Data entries
__________

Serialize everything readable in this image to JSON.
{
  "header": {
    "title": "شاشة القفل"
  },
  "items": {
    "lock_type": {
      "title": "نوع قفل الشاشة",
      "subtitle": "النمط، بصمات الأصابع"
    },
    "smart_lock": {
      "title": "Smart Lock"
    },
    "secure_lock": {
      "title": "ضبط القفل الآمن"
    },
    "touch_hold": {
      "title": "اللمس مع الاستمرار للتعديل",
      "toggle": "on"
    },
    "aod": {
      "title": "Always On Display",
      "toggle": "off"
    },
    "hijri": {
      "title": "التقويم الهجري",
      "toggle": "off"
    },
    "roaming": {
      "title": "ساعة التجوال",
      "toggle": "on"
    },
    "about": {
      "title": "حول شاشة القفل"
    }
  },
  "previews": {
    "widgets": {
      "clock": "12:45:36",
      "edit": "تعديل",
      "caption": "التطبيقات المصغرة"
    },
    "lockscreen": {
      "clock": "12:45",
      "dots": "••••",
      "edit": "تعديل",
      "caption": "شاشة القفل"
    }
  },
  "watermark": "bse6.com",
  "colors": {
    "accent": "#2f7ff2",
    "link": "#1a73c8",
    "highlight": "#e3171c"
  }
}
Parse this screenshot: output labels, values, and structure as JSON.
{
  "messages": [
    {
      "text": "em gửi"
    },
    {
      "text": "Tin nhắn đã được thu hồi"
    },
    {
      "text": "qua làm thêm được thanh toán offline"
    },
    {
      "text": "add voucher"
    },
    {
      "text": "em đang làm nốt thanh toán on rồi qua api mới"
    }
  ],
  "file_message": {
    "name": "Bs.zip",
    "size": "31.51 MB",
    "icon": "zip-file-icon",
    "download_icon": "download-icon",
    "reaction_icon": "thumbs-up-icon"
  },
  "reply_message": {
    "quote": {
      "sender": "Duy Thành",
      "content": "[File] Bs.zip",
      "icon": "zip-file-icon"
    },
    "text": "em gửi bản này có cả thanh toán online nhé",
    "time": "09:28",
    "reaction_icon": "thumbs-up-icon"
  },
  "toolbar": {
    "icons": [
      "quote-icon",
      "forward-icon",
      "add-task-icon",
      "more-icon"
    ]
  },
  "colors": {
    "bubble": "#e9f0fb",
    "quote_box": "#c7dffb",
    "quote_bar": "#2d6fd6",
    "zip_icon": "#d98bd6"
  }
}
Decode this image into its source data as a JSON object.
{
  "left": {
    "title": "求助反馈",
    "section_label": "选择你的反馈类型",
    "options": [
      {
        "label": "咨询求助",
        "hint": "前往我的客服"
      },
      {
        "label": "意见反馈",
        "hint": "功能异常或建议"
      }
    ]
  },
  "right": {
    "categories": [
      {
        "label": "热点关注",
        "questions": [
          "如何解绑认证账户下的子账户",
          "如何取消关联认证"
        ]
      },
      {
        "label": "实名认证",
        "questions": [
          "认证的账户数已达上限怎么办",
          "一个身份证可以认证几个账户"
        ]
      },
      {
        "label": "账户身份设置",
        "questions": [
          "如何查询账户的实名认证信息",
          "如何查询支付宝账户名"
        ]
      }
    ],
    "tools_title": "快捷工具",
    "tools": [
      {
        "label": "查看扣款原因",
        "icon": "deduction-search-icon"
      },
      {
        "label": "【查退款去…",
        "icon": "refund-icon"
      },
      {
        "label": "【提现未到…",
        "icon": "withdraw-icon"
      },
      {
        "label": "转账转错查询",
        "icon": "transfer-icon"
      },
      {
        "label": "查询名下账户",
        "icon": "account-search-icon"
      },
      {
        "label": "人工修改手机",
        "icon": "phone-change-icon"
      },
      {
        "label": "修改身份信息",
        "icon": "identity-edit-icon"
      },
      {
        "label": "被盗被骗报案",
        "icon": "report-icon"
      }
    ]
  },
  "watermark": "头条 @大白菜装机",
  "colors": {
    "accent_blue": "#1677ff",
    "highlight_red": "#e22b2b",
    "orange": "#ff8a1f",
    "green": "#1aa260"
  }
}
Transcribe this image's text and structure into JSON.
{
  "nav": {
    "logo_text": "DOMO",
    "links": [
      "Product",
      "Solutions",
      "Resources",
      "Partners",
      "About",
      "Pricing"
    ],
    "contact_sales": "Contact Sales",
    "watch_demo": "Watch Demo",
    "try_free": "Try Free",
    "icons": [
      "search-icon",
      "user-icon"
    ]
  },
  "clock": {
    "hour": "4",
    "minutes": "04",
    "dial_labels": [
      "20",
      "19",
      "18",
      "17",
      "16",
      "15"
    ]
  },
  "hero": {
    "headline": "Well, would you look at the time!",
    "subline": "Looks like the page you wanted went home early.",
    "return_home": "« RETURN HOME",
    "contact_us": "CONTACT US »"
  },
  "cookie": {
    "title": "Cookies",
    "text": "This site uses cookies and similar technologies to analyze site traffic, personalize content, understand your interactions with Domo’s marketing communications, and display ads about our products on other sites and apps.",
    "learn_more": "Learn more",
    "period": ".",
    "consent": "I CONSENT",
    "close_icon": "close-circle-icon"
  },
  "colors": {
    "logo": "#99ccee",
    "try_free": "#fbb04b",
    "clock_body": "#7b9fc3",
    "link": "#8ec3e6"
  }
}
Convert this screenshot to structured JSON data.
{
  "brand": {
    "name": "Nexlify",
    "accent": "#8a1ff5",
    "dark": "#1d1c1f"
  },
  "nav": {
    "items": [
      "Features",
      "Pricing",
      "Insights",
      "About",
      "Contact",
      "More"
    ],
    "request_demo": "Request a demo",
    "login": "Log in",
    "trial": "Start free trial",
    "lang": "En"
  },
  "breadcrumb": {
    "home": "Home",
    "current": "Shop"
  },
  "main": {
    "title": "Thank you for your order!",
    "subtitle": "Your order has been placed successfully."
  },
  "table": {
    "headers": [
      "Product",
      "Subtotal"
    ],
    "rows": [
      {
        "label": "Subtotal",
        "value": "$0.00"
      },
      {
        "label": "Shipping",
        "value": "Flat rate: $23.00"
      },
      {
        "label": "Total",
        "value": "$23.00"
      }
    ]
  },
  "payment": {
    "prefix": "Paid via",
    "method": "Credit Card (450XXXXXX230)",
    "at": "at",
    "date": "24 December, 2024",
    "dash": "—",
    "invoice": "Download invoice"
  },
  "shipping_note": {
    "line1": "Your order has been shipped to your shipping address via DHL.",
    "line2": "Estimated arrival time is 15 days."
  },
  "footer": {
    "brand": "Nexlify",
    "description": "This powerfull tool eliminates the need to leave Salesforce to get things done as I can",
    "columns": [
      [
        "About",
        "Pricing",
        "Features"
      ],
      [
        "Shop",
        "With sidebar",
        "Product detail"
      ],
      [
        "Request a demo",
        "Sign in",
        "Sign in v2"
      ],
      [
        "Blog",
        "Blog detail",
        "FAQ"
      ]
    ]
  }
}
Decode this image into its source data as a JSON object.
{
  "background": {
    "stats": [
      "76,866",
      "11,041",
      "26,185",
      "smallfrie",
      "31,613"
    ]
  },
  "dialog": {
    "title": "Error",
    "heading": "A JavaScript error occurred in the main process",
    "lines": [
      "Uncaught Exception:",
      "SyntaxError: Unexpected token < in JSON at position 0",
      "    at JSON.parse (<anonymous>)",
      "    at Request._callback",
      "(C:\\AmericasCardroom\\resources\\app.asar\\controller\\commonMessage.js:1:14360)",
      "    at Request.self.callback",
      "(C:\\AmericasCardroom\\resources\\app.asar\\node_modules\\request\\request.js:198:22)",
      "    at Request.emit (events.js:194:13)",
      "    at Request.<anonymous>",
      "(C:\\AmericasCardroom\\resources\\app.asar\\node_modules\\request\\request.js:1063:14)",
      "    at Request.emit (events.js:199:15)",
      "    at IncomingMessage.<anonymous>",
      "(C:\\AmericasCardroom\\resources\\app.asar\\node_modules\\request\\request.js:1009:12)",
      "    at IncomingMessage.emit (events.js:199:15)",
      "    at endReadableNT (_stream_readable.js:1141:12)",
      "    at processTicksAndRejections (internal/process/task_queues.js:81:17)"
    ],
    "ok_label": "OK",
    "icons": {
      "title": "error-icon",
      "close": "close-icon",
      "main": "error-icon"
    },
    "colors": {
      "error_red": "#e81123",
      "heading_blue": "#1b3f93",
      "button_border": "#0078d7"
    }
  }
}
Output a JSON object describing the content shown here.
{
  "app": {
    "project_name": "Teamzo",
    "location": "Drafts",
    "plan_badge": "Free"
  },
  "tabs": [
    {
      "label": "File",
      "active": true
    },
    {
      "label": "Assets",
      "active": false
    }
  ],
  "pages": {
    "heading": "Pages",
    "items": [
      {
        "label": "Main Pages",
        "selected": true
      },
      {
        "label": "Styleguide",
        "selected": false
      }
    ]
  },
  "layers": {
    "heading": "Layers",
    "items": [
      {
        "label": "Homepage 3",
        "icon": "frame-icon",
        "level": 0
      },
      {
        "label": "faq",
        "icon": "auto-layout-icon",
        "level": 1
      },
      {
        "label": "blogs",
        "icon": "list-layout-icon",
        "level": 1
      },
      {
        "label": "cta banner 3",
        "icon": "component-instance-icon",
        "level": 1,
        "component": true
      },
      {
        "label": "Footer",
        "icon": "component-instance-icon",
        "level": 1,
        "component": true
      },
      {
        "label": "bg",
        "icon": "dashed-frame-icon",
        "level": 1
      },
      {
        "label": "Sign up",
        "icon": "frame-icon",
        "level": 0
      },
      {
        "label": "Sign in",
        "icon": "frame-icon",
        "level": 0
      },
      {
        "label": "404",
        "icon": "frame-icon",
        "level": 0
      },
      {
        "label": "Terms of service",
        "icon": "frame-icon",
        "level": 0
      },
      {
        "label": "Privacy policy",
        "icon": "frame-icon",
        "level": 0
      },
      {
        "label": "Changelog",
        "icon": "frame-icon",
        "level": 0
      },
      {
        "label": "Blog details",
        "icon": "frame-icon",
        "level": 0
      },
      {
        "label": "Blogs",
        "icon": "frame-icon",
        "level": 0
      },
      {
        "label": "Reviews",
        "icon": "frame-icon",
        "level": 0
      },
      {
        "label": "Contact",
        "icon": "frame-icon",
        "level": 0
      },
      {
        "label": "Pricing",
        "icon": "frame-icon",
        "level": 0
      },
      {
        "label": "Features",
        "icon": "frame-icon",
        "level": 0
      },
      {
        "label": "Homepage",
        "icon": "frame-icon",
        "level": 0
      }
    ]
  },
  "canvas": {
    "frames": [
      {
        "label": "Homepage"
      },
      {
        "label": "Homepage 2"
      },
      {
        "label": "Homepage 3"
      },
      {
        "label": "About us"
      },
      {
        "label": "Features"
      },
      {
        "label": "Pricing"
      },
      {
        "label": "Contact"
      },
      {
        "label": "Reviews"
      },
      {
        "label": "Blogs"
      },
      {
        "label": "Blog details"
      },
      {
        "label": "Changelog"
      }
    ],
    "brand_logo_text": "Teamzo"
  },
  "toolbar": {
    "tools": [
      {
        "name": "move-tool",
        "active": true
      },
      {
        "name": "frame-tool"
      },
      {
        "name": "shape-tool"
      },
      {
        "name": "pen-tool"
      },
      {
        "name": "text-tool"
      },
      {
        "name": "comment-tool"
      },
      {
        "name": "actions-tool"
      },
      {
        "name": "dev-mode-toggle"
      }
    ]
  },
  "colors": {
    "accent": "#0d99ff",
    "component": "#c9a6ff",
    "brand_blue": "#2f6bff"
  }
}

__________

* What is asked
Where a line above holds the string "emit", show that line.

* Answer to the task
      "    at Request.emit (events.js:194:13)",
      "    at Request.emit (events.js:199:15)",
      "    at IncomingMessage.emit (events.js:199:15)",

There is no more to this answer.